**DATA EXTRACT**
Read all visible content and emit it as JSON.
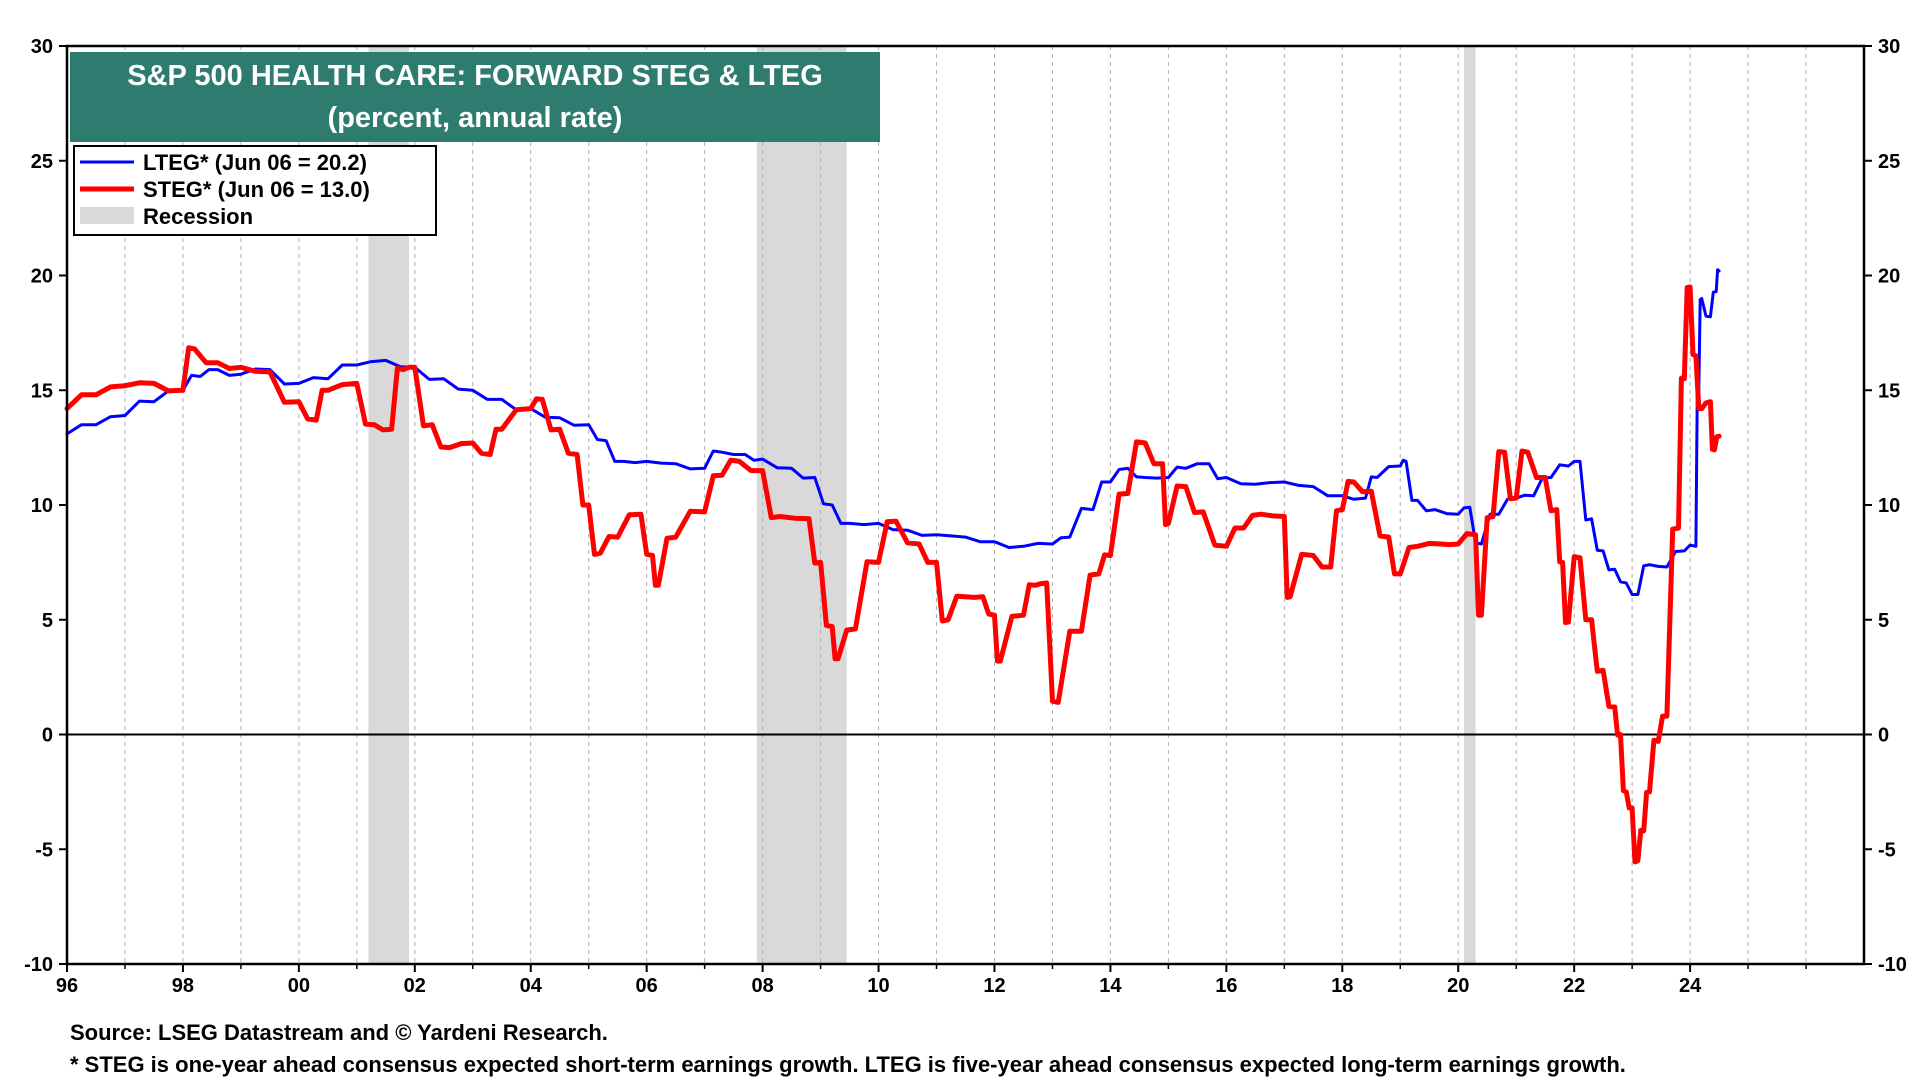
{
  "chart_data": {
    "type": "line",
    "title": "S&P 500 HEALTH CARE: FORWARD STEG & LTEG",
    "subtitle": "(percent, annual rate)",
    "xlabel": "",
    "ylabel": "",
    "xlim": [
      1996.0,
      2027.0
    ],
    "ylim": [
      -10,
      30
    ],
    "x_ticks": [
      1996,
      1998,
      2000,
      2002,
      2004,
      2006,
      2008,
      2010,
      2012,
      2014,
      2016,
      2018,
      2020,
      2022,
      2024
    ],
    "x_tick_labels": [
      "96",
      "98",
      "00",
      "02",
      "04",
      "06",
      "08",
      "10",
      "12",
      "14",
      "16",
      "18",
      "20",
      "22",
      "24"
    ],
    "y_ticks": [
      -10,
      -5,
      0,
      5,
      10,
      15,
      20,
      25,
      30
    ],
    "y_tick_labels": [
      "-10",
      "-5",
      "0",
      "5",
      "10",
      "15",
      "20",
      "25",
      "30"
    ],
    "grid": "vertical dashed",
    "legend_position": "top-left",
    "recessions": [
      {
        "start": 2001.2,
        "end": 2001.9
      },
      {
        "start": 2007.9,
        "end": 2009.45
      },
      {
        "start": 2020.1,
        "end": 2020.3
      }
    ],
    "recession_label": "Recession",
    "series": [
      {
        "name": "LTEG* (Jun 06 = 20.2)",
        "color": "#0000ff",
        "points": [
          [
            1996.0,
            13.1
          ],
          [
            1996.5,
            13.5
          ],
          [
            1997.0,
            13.9
          ],
          [
            1997.5,
            14.5
          ],
          [
            1998.0,
            15.0
          ],
          [
            1998.3,
            15.6
          ],
          [
            1998.6,
            15.9
          ],
          [
            1999.0,
            15.7
          ],
          [
            1999.5,
            15.9
          ],
          [
            2000.0,
            15.3
          ],
          [
            2000.5,
            15.5
          ],
          [
            2001.0,
            16.1
          ],
          [
            2001.5,
            16.3
          ],
          [
            2002.0,
            16.0
          ],
          [
            2002.5,
            15.5
          ],
          [
            2003.0,
            15.0
          ],
          [
            2003.5,
            14.6
          ],
          [
            2004.0,
            14.2
          ],
          [
            2004.5,
            13.8
          ],
          [
            2005.0,
            13.5
          ],
          [
            2005.3,
            12.8
          ],
          [
            2005.6,
            11.9
          ],
          [
            2006.0,
            11.9
          ],
          [
            2006.5,
            11.8
          ],
          [
            2007.0,
            11.6
          ],
          [
            2007.3,
            12.3
          ],
          [
            2007.7,
            12.2
          ],
          [
            2008.0,
            12.0
          ],
          [
            2008.5,
            11.6
          ],
          [
            2008.9,
            11.2
          ],
          [
            2009.2,
            10.0
          ],
          [
            2009.5,
            9.2
          ],
          [
            2010.0,
            9.2
          ],
          [
            2010.5,
            8.9
          ],
          [
            2011.0,
            8.7
          ],
          [
            2011.5,
            8.6
          ],
          [
            2012.0,
            8.4
          ],
          [
            2012.5,
            8.2
          ],
          [
            2013.0,
            8.3
          ],
          [
            2013.3,
            8.6
          ],
          [
            2013.7,
            9.8
          ],
          [
            2014.0,
            11.0
          ],
          [
            2014.3,
            11.6
          ],
          [
            2014.6,
            11.2
          ],
          [
            2015.0,
            11.2
          ],
          [
            2015.3,
            11.6
          ],
          [
            2015.7,
            11.8
          ],
          [
            2016.0,
            11.2
          ],
          [
            2016.5,
            10.9
          ],
          [
            2017.0,
            11.0
          ],
          [
            2017.5,
            10.8
          ],
          [
            2018.0,
            10.4
          ],
          [
            2018.4,
            10.3
          ],
          [
            2018.6,
            11.2
          ],
          [
            2019.0,
            11.7
          ],
          [
            2019.1,
            11.9
          ],
          [
            2019.3,
            10.2
          ],
          [
            2019.6,
            9.8
          ],
          [
            2020.0,
            9.6
          ],
          [
            2020.2,
            9.9
          ],
          [
            2020.4,
            8.3
          ],
          [
            2020.7,
            9.6
          ],
          [
            2021.0,
            10.3
          ],
          [
            2021.3,
            10.4
          ],
          [
            2021.6,
            11.2
          ],
          [
            2021.9,
            11.7
          ],
          [
            2022.1,
            11.9
          ],
          [
            2022.3,
            9.4
          ],
          [
            2022.5,
            8.0
          ],
          [
            2022.7,
            7.2
          ],
          [
            2022.9,
            6.6
          ],
          [
            2023.1,
            6.1
          ],
          [
            2023.3,
            7.4
          ],
          [
            2023.6,
            7.3
          ],
          [
            2023.9,
            8.0
          ],
          [
            2024.1,
            8.2
          ],
          [
            2024.15,
            15.0
          ],
          [
            2024.2,
            19.0
          ],
          [
            2024.35,
            18.2
          ],
          [
            2024.45,
            19.3
          ],
          [
            2024.5,
            20.2
          ]
        ]
      },
      {
        "name": "STEG* (Jun 06 = 13.0)",
        "color": "#ff0000",
        "points": [
          [
            1996.0,
            14.2
          ],
          [
            1996.5,
            14.8
          ],
          [
            1997.0,
            15.2
          ],
          [
            1997.5,
            15.3
          ],
          [
            1998.0,
            15.0
          ],
          [
            1998.2,
            16.8
          ],
          [
            1998.6,
            16.2
          ],
          [
            1999.0,
            16.0
          ],
          [
            1999.5,
            15.8
          ],
          [
            2000.0,
            14.5
          ],
          [
            2000.3,
            13.7
          ],
          [
            2000.5,
            15.0
          ],
          [
            2001.0,
            15.3
          ],
          [
            2001.3,
            13.5
          ],
          [
            2001.6,
            13.3
          ],
          [
            2001.8,
            15.9
          ],
          [
            2002.0,
            16.0
          ],
          [
            2002.3,
            13.5
          ],
          [
            2002.6,
            12.5
          ],
          [
            2003.0,
            12.7
          ],
          [
            2003.3,
            12.2
          ],
          [
            2003.5,
            13.3
          ],
          [
            2004.0,
            14.2
          ],
          [
            2004.2,
            14.6
          ],
          [
            2004.5,
            13.3
          ],
          [
            2004.8,
            12.2
          ],
          [
            2005.0,
            10.0
          ],
          [
            2005.2,
            7.9
          ],
          [
            2005.5,
            8.6
          ],
          [
            2005.9,
            9.6
          ],
          [
            2006.1,
            7.8
          ],
          [
            2006.2,
            6.5
          ],
          [
            2006.5,
            8.6
          ],
          [
            2007.0,
            9.7
          ],
          [
            2007.3,
            11.3
          ],
          [
            2007.6,
            11.9
          ],
          [
            2008.0,
            11.5
          ],
          [
            2008.3,
            9.5
          ],
          [
            2008.8,
            9.4
          ],
          [
            2009.0,
            7.5
          ],
          [
            2009.2,
            4.7
          ],
          [
            2009.3,
            3.3
          ],
          [
            2009.6,
            4.6
          ],
          [
            2010.0,
            7.5
          ],
          [
            2010.3,
            9.3
          ],
          [
            2010.7,
            8.3
          ],
          [
            2011.0,
            7.5
          ],
          [
            2011.2,
            5.0
          ],
          [
            2011.5,
            6.0
          ],
          [
            2011.8,
            6.0
          ],
          [
            2012.0,
            5.2
          ],
          [
            2012.1,
            3.2
          ],
          [
            2012.5,
            5.2
          ],
          [
            2012.7,
            6.5
          ],
          [
            2012.9,
            6.6
          ],
          [
            2013.1,
            1.4
          ],
          [
            2013.5,
            4.5
          ],
          [
            2013.8,
            7.0
          ],
          [
            2014.0,
            7.8
          ],
          [
            2014.3,
            10.5
          ],
          [
            2014.6,
            12.7
          ],
          [
            2014.9,
            11.8
          ],
          [
            2015.0,
            9.2
          ],
          [
            2015.3,
            10.8
          ],
          [
            2015.6,
            9.7
          ],
          [
            2016.0,
            8.2
          ],
          [
            2016.3,
            9.0
          ],
          [
            2016.6,
            9.6
          ],
          [
            2017.0,
            9.5
          ],
          [
            2017.1,
            6.0
          ],
          [
            2017.5,
            7.8
          ],
          [
            2017.8,
            7.3
          ],
          [
            2018.0,
            9.8
          ],
          [
            2018.2,
            11.0
          ],
          [
            2018.5,
            10.6
          ],
          [
            2018.8,
            8.6
          ],
          [
            2019.0,
            7.0
          ],
          [
            2019.3,
            8.2
          ],
          [
            2019.7,
            8.3
          ],
          [
            2020.0,
            8.3
          ],
          [
            2020.3,
            8.7
          ],
          [
            2020.4,
            5.2
          ],
          [
            2020.6,
            9.5
          ],
          [
            2020.8,
            12.3
          ],
          [
            2021.0,
            10.3
          ],
          [
            2021.2,
            12.3
          ],
          [
            2021.5,
            11.2
          ],
          [
            2021.7,
            9.8
          ],
          [
            2021.8,
            7.5
          ],
          [
            2021.9,
            4.9
          ],
          [
            2022.1,
            7.7
          ],
          [
            2022.3,
            5.0
          ],
          [
            2022.5,
            2.8
          ],
          [
            2022.7,
            1.2
          ],
          [
            2022.8,
            0.0
          ],
          [
            2022.9,
            -2.5
          ],
          [
            2023.0,
            -3.2
          ],
          [
            2023.1,
            -5.5
          ],
          [
            2023.2,
            -4.2
          ],
          [
            2023.3,
            -2.5
          ],
          [
            2023.45,
            -0.3
          ],
          [
            2023.6,
            0.8
          ],
          [
            2023.8,
            9.0
          ],
          [
            2023.9,
            15.5
          ],
          [
            2024.0,
            19.5
          ],
          [
            2024.1,
            16.5
          ],
          [
            2024.2,
            14.2
          ],
          [
            2024.35,
            14.5
          ],
          [
            2024.42,
            12.4
          ],
          [
            2024.5,
            13.0
          ]
        ]
      }
    ]
  },
  "footer": {
    "source": "Source: LSEG Datastream and © Yardeni Research.",
    "note": "* STEG is one-year ahead consensus expected short-term earnings growth. LTEG is five-year ahead consensus expected long-term earnings growth."
  },
  "colors": {
    "title_bg": "#2e7c6f",
    "recession": "#d9d9d9",
    "grid": "#b0b0b0"
  }
}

**PROBLEM DETAILS**
Read the data above and pull out each line that holds the string "start".

**SOLUTION TO THIS EXERCISE**
        "start": 2001.2,
        "start": 2007.9,
        "start": 2020.1,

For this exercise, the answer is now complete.